AIM OF THE TASK: Below are some records. Copy every line in them that holds "Arrecadadas".

[Excerpt from a dataset]
__________
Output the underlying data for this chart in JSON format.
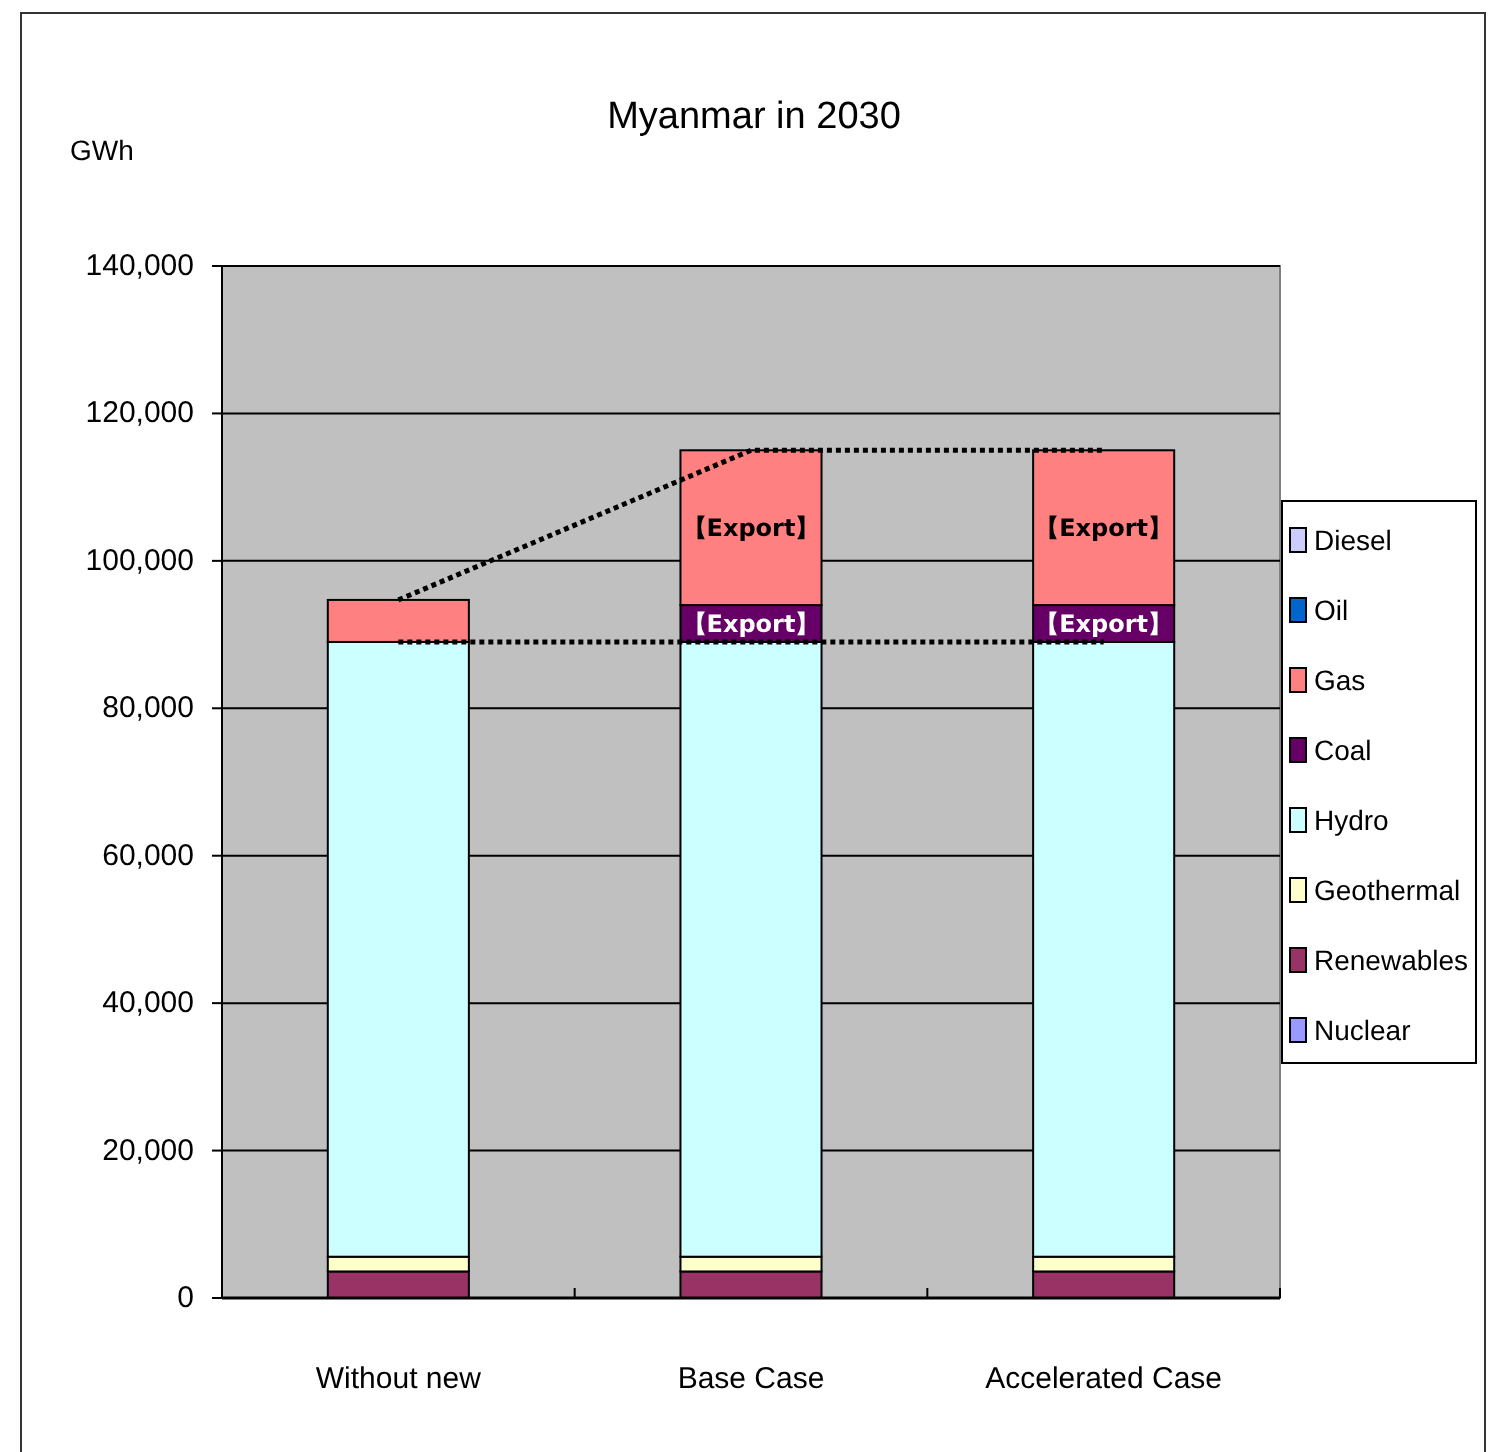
{
  "chart_data": {
    "type": "bar",
    "title": "Myanmar in 2030",
    "ylabel": "GWh",
    "categories": [
      "Without new",
      "Base Case",
      "Accelerated Case"
    ],
    "stacked": true,
    "series": [
      {
        "name": "Nuclear",
        "color": "#9999ff",
        "values": [
          0,
          0,
          0
        ]
      },
      {
        "name": "Renewables",
        "color": "#993366",
        "values": [
          3600,
          3600,
          3600
        ]
      },
      {
        "name": "Geothermal",
        "color": "#ffffcc",
        "values": [
          2000,
          2000,
          2000
        ]
      },
      {
        "name": "Hydro",
        "color": "#ccffff",
        "values": [
          83400,
          83400,
          83400
        ]
      },
      {
        "name": "Coal",
        "color": "#660066",
        "values": [
          0,
          5000,
          5000
        ]
      },
      {
        "name": "Gas",
        "color": "#ff8080",
        "values": [
          5700,
          21000,
          21000
        ]
      },
      {
        "name": "Oil",
        "color": "#0066cc",
        "values": [
          0,
          0,
          0
        ]
      },
      {
        "name": "Diesel",
        "color": "#ccccff",
        "values": [
          0,
          0,
          0
        ]
      },
      {
        "type": "line",
        "color": "#000000",
        "line_style": "dotted",
        "values": [
          89000,
          89000,
          89000
        ]
      },
      {
        "type": "line",
        "color": "#000000",
        "line_style": "dotted",
        "values": [
          94700,
          115000,
          115000
        ]
      }
    ],
    "ylim": [
      0,
      140000
    ],
    "yticks": [
      0,
      {
        "value": 20000,
        "label": "20,000"
      },
      {
        "value": 40000,
        "label": "40,000"
      },
      {
        "value": 60000,
        "label": "60,000"
      },
      {
        "value": 80000,
        "label": "80,000"
      },
      {
        "value": 100000,
        "label": "100,000"
      },
      {
        "value": 120000,
        "label": "120,000"
      },
      {
        "value": 140000,
        "label": "140,000"
      }
    ],
    "grid": "y",
    "legend": "right",
    "annotations": [
      {
        "text": "【Export】",
        "x": "Base Case",
        "y": 115000
      },
      {
        "text": "【Export】",
        "x": "Accelerated Case",
        "y": 115000
      },
      {
        "text": "【Export】",
        "x": "Base Case",
        "y": 94000
      },
      {
        "text": "【Export】",
        "x": "Accelerated Case",
        "y": 94000
      }
    ]
  }
}
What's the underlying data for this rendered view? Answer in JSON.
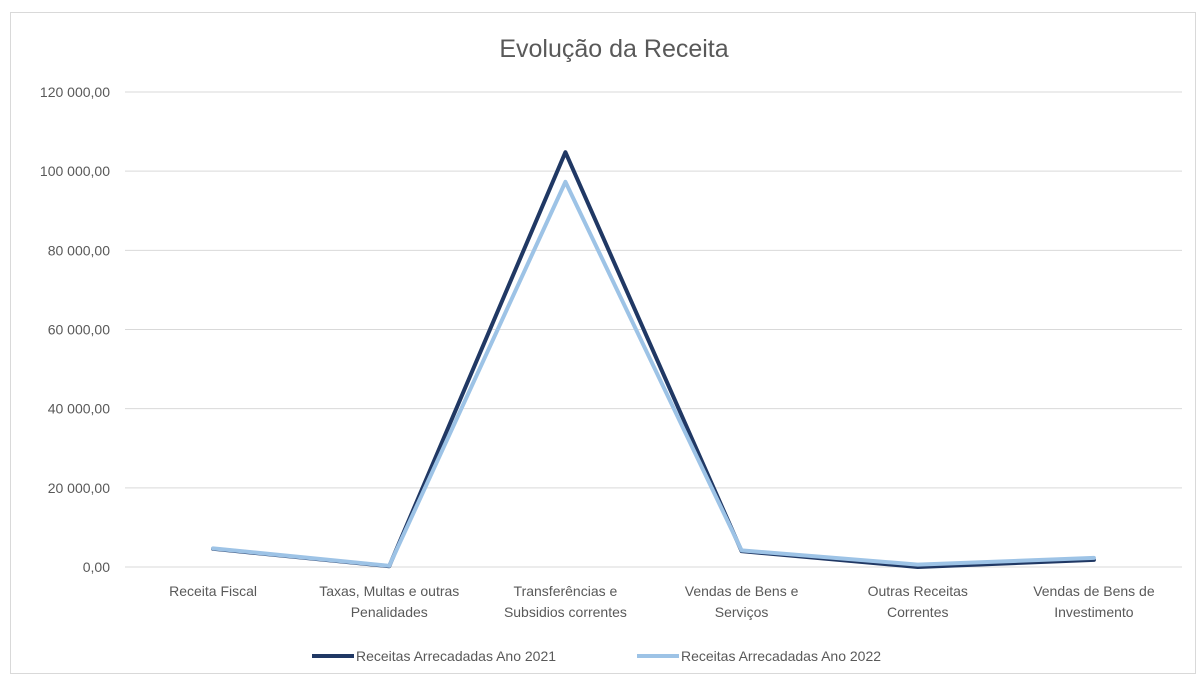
{
  "chart_data": {
    "type": "line",
    "title": "Evolução da Receita",
    "xlabel": "",
    "ylabel": "",
    "categories": [
      [
        "Receita Fiscal"
      ],
      [
        "Taxas, Multas e outras",
        "Penalidades"
      ],
      [
        "Transferências e",
        "Subsidios correntes"
      ],
      [
        "Vendas de Bens e",
        "Serviços"
      ],
      [
        "Outras Receitas",
        "Correntes"
      ],
      [
        "Vendas de Bens de",
        "Investimento"
      ]
    ],
    "ylim": [
      0,
      120000
    ],
    "yticks": [
      0,
      20000,
      40000,
      60000,
      80000,
      100000,
      120000
    ],
    "ytick_labels": [
      "0,00",
      "20 000,00",
      "40 000,00",
      "60 000,00",
      "80 000,00",
      "100 000,00",
      "120 000,00"
    ],
    "grid": true,
    "legend_position": "bottom",
    "series": [
      {
        "name": "Receitas Arrecadadas Ano 2021",
        "color": "#203864",
        "values": [
          4600,
          200,
          104800,
          4000,
          0,
          1800
        ]
      },
      {
        "name": "Receitas Arrecadadas Ano 2022",
        "color": "#9dc3e6",
        "values": [
          4700,
          300,
          97300,
          4200,
          600,
          2300
        ]
      }
    ]
  }
}
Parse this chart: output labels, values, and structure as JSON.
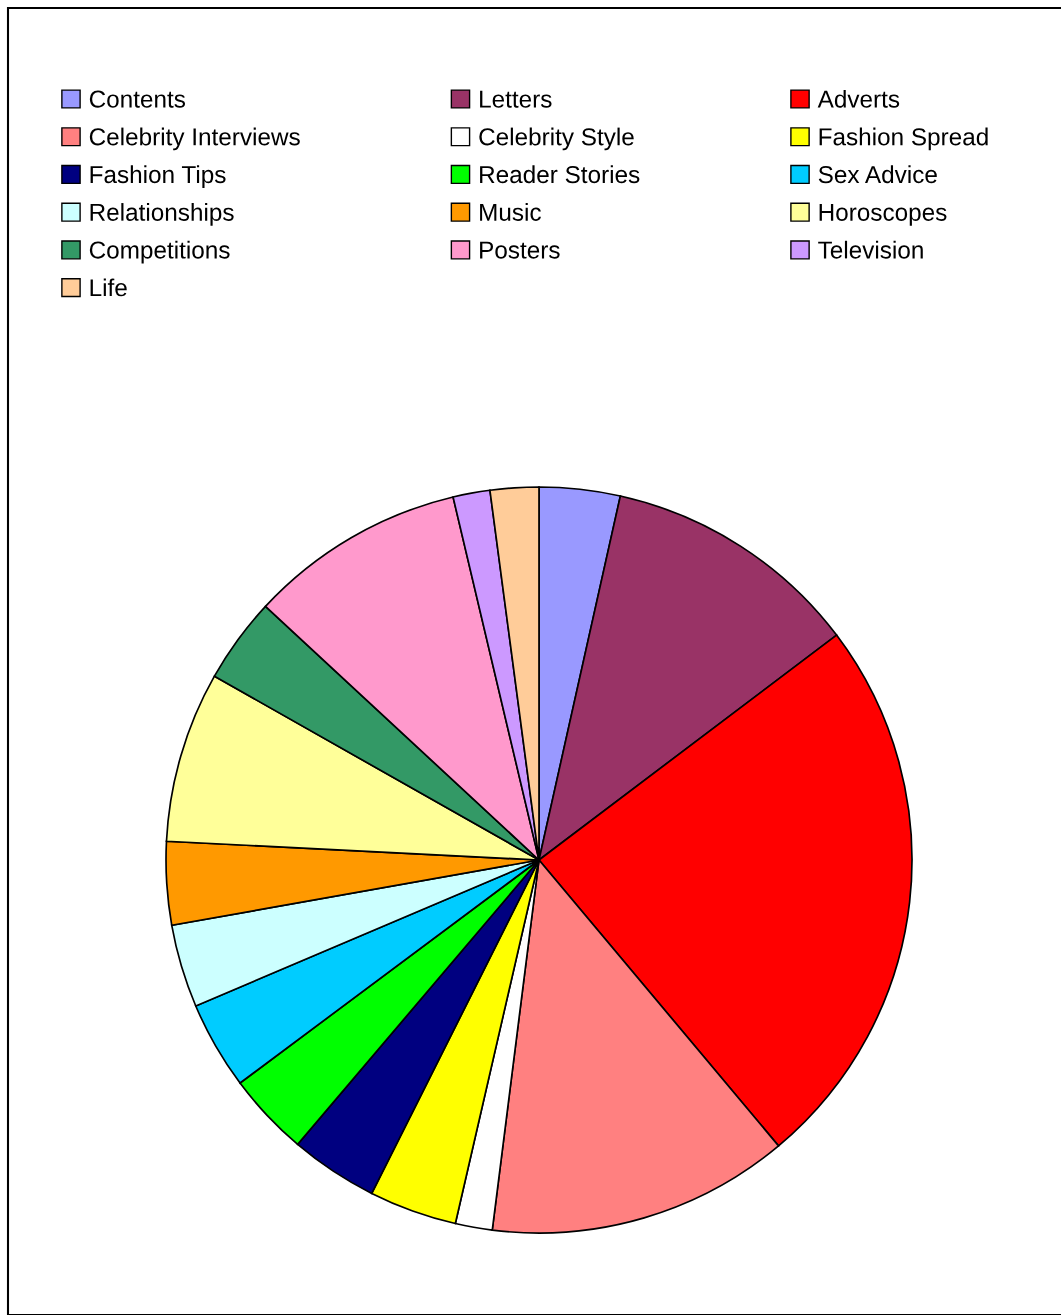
{
  "chart_data": {
    "type": "pie",
    "legend": "top",
    "categories": [
      "Contents",
      "Letters",
      "Adverts",
      "Celebrity Interviews",
      "Celebrity Style",
      "Fashion Spread",
      "Fashion Tips",
      "Reader Stories",
      "Sex Advice",
      "Relationships",
      "Music",
      "Horoscopes",
      "Competitions",
      "Posters",
      "Television",
      "Life"
    ],
    "values": [
      3.5,
      11.2,
      24.2,
      13.1,
      1.6,
      3.8,
      3.8,
      3.6,
      3.8,
      3.6,
      3.6,
      7.4,
      3.7,
      9.4,
      1.6,
      2.1
    ],
    "colors": [
      "#9999ff",
      "#993366",
      "#ff0000",
      "#ff8080",
      "#ffffff",
      "#ffff00",
      "#000080",
      "#00ff00",
      "#00ccff",
      "#ccffff",
      "#ff9900",
      "#ffff99",
      "#339966",
      "#ff99cc",
      "#cc99ff",
      "#ffcc99"
    ]
  }
}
__________
WRITTEN SOLUTION:
        "name": "Receitas Arrecadadas Ano 2021",
        "name": "Receitas Arrecadadas Ano 2022",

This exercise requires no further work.